* Work instructions:
Each entry below should be reproduced character for character.

(Stored data)
---

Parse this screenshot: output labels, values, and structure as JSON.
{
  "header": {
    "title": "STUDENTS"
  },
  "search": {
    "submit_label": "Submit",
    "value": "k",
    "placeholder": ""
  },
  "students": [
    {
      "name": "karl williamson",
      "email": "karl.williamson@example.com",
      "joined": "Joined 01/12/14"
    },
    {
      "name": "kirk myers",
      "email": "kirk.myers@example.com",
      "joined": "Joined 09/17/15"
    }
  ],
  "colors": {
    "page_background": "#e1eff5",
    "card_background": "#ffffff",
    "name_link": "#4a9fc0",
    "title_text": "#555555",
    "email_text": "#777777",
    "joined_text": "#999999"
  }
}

---

* Output:
Parse this screenshot: output labels, values, and structure as JSON.
{
  "header": {
    "title": "STUDENTS"
  },
  "search": {
    "submit_label": "Submit",
    "value": "k",
    "placeholder": ""
  },
  "students": [
    {
      "name": "karl williamson",
      "email": "karl.williamson@example.com",
      "joined": "Joined 01/12/14"
    },
    {
      "name": "kirk myers",
      "email": "kirk.myers@example.com",
      "joined": "Joined 09/17/15"
    }
  ],
  "colors": {
    "page_background": "#e1eff5",
    "card_background": "#ffffff",
    "name_link": "#4a9fc0",
    "title_text": "#555555",
    "email_text": "#777777",
    "joined_text": "#999999"
  }
}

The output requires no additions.